====== Records provided

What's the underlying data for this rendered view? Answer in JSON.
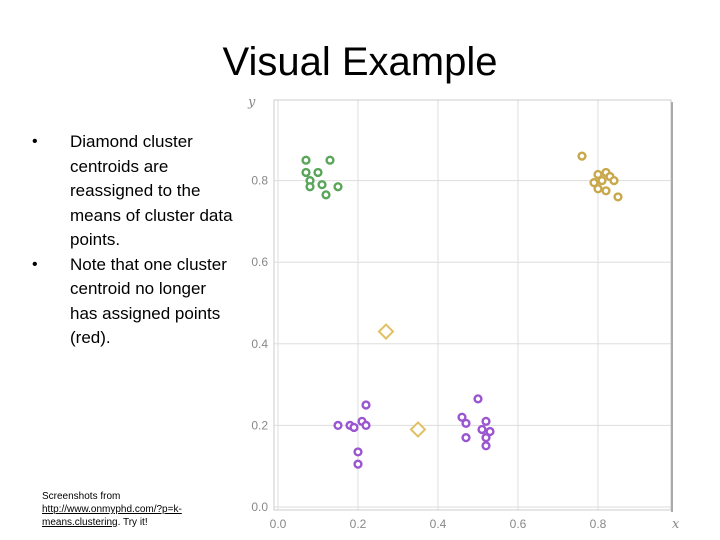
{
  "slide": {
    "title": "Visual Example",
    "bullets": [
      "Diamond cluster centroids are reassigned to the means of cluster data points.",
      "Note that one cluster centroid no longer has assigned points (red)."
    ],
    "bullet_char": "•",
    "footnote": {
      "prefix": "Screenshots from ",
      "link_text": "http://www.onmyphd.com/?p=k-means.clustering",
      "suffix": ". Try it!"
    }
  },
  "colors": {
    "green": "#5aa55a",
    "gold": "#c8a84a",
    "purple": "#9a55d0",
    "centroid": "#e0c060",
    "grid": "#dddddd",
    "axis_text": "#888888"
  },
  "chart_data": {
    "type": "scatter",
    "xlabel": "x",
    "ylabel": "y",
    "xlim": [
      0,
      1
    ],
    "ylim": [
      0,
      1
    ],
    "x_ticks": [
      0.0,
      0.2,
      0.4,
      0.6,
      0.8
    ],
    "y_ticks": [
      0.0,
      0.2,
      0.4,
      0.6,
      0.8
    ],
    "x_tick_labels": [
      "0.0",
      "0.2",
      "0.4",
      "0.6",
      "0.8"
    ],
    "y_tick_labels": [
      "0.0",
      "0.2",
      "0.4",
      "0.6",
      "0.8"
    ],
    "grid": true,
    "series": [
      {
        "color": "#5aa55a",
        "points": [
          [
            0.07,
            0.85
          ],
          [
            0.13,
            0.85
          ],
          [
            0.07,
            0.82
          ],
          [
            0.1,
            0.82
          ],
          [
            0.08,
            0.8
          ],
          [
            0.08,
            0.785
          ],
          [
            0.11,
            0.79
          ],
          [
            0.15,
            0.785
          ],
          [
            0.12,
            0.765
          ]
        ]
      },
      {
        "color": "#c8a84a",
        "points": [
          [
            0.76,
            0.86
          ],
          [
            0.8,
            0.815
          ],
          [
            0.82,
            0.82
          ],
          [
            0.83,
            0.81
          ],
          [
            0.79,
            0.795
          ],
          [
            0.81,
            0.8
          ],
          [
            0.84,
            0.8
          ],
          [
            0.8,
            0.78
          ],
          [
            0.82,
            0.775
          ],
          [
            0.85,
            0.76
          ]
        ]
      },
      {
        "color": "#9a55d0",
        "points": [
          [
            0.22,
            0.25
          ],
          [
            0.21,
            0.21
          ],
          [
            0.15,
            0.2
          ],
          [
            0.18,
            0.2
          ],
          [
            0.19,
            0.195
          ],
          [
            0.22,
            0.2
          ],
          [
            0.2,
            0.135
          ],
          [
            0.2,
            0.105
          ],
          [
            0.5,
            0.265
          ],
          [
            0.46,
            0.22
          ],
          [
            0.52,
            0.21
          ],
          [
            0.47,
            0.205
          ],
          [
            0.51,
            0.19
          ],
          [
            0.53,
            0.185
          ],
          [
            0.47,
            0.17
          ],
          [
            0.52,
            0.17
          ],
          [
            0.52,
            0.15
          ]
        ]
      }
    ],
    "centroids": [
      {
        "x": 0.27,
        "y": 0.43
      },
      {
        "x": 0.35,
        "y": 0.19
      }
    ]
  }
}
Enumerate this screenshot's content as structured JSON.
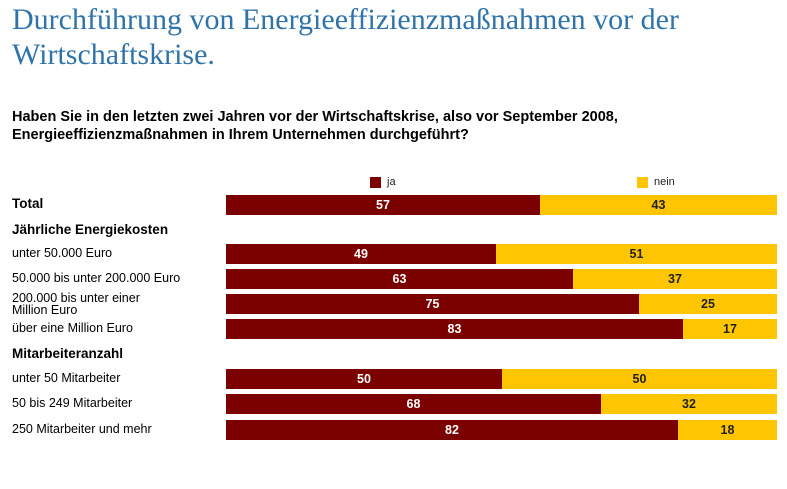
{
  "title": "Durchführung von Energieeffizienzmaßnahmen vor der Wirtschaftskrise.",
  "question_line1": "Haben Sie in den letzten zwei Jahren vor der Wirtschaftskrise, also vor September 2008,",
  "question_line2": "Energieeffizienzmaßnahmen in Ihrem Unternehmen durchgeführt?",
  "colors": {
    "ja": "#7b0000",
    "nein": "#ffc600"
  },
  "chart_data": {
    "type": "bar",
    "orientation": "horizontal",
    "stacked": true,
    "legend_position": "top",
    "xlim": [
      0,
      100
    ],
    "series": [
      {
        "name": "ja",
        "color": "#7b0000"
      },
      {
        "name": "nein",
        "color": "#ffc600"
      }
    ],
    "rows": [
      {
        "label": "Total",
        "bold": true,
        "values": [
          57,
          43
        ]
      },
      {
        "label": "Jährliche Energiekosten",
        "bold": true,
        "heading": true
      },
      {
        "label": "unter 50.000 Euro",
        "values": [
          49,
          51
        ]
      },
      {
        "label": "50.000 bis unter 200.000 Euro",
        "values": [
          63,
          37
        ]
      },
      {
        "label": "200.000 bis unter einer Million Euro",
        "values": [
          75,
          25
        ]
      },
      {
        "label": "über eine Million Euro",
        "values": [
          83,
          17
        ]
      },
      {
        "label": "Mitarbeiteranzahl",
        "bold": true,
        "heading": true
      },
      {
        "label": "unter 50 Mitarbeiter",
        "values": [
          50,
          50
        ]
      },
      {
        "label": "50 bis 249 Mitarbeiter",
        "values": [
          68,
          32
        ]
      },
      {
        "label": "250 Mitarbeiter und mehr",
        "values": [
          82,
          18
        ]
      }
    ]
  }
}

============

### What needs to be done
Reproduce word for word the lines running from the line with "Enumerate this screenshot's" through the end of the data, both included, and nothing else; leave out the pictures.

### Written answer
Enumerate this screenshot's content as structured JSON.
{
  "title": "Durchführung von Energieeffizienzmaßnahmen vor der Wirtschaftskrise.",
  "question_line1": "Haben Sie in den letzten zwei Jahren vor der Wirtschaftskrise, also vor September 2008,",
  "question_line2": "Energieeffizienzmaßnahmen in Ihrem Unternehmen durchgeführt?",
  "colors": {
    "ja": "#7b0000",
    "nein": "#ffc600"
  },
  "chart_data": {
    "type": "bar",
    "orientation": "horizontal",
    "stacked": true,
    "legend_position": "top",
    "xlim": [
      0,
      100
    ],
    "series": [
      {
        "name": "ja",
        "color": "#7b0000"
      },
      {
        "name": "nein",
        "color": "#ffc600"
      }
    ],
    "rows": [
      {
        "label": "Total",
        "bold": true,
        "values": [
          57,
          43
        ]
      },
      {
        "label": "Jährliche Energiekosten",
        "bold": true,
        "heading": true
      },
      {
        "label": "unter 50.000 Euro",
        "values": [
          49,
          51
        ]
      },
      {
        "label": "50.000 bis unter 200.000 Euro",
        "values": [
          63,
          37
        ]
      },
      {
        "label": "200.000 bis unter einer Million Euro",
        "values": [
          75,
          25
        ]
      },
      {
        "label": "über eine Million Euro",
        "values": [
          83,
          17
        ]
      },
      {
        "label": "Mitarbeiteranzahl",
        "bold": true,
        "heading": true
      },
      {
        "label": "unter 50 Mitarbeiter",
        "values": [
          50,
          50
        ]
      },
      {
        "label": "50 bis 249 Mitarbeiter",
        "values": [
          68,
          32
        ]
      },
      {
        "label": "250 Mitarbeiter und mehr",
        "values": [
          82,
          18
        ]
      }
    ]
  }
}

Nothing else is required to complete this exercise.